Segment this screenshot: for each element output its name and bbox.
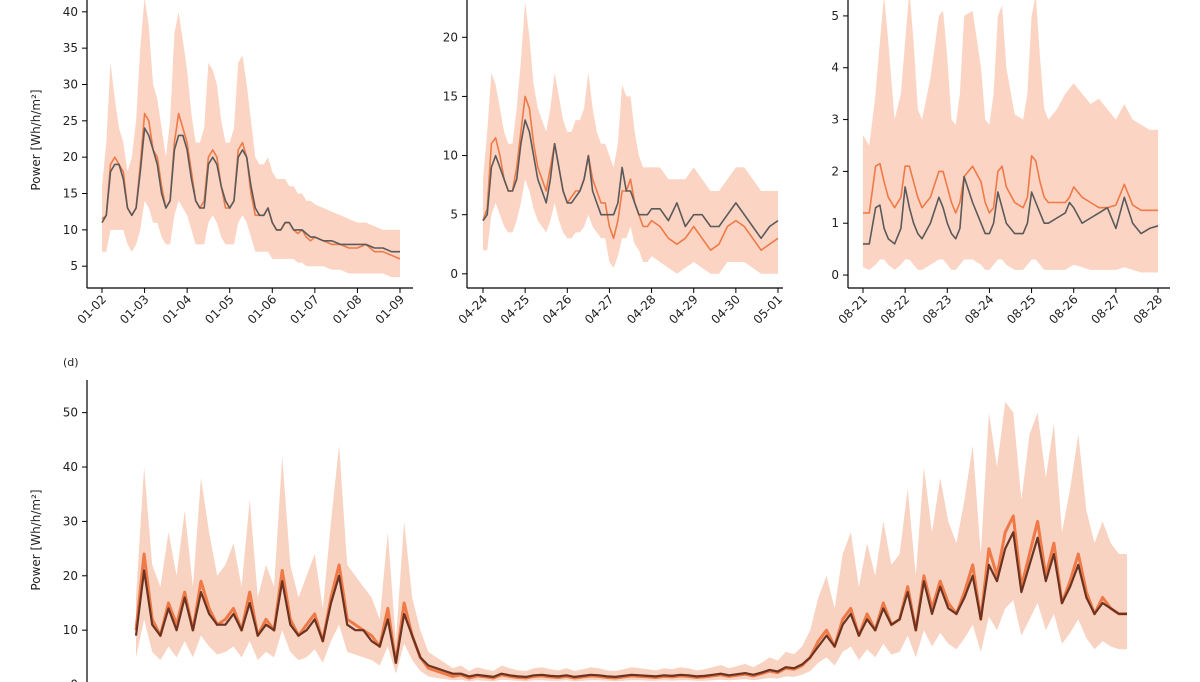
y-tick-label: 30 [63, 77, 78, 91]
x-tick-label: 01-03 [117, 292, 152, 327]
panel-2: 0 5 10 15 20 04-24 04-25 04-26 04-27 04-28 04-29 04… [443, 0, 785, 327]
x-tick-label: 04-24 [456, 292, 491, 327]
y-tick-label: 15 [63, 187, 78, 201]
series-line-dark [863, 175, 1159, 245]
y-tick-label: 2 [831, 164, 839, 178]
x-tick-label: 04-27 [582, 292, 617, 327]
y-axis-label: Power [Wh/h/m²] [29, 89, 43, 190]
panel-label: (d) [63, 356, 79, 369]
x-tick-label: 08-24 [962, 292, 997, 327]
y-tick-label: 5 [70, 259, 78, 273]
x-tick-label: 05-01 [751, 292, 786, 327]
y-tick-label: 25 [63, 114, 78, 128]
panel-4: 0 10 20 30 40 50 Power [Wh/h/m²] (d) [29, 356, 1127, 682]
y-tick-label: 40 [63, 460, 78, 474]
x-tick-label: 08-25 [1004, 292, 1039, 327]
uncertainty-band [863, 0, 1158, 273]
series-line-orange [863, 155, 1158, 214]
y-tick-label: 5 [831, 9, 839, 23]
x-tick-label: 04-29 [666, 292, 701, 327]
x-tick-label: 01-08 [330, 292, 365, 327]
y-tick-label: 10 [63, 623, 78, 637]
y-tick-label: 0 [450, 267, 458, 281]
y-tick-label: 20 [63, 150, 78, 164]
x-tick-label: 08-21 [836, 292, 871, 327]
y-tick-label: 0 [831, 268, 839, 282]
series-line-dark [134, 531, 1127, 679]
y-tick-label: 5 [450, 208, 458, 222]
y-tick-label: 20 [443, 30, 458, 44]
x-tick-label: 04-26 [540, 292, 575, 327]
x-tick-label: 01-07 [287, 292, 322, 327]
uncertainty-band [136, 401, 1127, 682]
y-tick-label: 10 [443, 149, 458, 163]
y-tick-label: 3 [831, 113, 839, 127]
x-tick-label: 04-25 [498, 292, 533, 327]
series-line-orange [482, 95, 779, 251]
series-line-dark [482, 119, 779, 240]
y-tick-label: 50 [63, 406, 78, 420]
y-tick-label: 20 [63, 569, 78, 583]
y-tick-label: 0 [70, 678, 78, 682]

----

What you have to do: Rewrite all of the records above, replacing every occurrence of "uncertainty-band" with "confidence-band" and leaving everything else unchanged. Omit the pictures from your answer.

Exercise output:
Segment this screenshot: for each element output its name and bbox.
y-tick-label: 30 [63, 77, 78, 91]
x-tick-label: 01-03 [117, 292, 152, 327]
panel-2: 0 5 10 15 20 04-24 04-25 04-26 04-27 04-28 04-29 04… [443, 0, 785, 327]
x-tick-label: 04-24 [456, 292, 491, 327]
y-tick-label: 15 [63, 187, 78, 201]
series-line-dark [863, 175, 1159, 245]
y-tick-label: 2 [831, 164, 839, 178]
x-tick-label: 04-27 [582, 292, 617, 327]
y-axis-label: Power [Wh/h/m²] [29, 89, 43, 190]
panel-label: (d) [63, 356, 79, 369]
x-tick-label: 08-24 [962, 292, 997, 327]
y-tick-label: 5 [70, 259, 78, 273]
x-tick-label: 05-01 [751, 292, 786, 327]
y-tick-label: 25 [63, 114, 78, 128]
panel-4: 0 10 20 30 40 50 Power [Wh/h/m²] (d) [29, 356, 1127, 682]
y-tick-label: 40 [63, 460, 78, 474]
x-tick-label: 08-25 [1004, 292, 1039, 327]
confidence-band [863, 0, 1158, 273]
series-line-orange [863, 155, 1158, 214]
y-tick-label: 5 [831, 9, 839, 23]
x-tick-label: 04-29 [666, 292, 701, 327]
x-tick-label: 01-08 [330, 292, 365, 327]
y-tick-label: 10 [63, 623, 78, 637]
y-tick-label: 0 [450, 267, 458, 281]
y-tick-label: 20 [63, 150, 78, 164]
x-tick-label: 08-21 [836, 292, 871, 327]
y-tick-label: 0 [831, 268, 839, 282]
series-line-dark [134, 531, 1127, 679]
y-tick-label: 5 [450, 208, 458, 222]
y-tick-label: 20 [443, 30, 458, 44]
x-tick-label: 04-26 [540, 292, 575, 327]
x-tick-label: 01-07 [287, 292, 322, 327]
confidence-band [136, 401, 1127, 682]
y-tick-label: 10 [443, 149, 458, 163]
y-tick-label: 3 [831, 113, 839, 127]
x-tick-label: 04-25 [498, 292, 533, 327]
series-line-orange [482, 95, 779, 251]
series-line-dark [482, 119, 779, 240]
y-tick-label: 50 [63, 406, 78, 420]
y-tick-label: 20 [63, 569, 78, 583]
y-tick-label: 0 [70, 678, 78, 682]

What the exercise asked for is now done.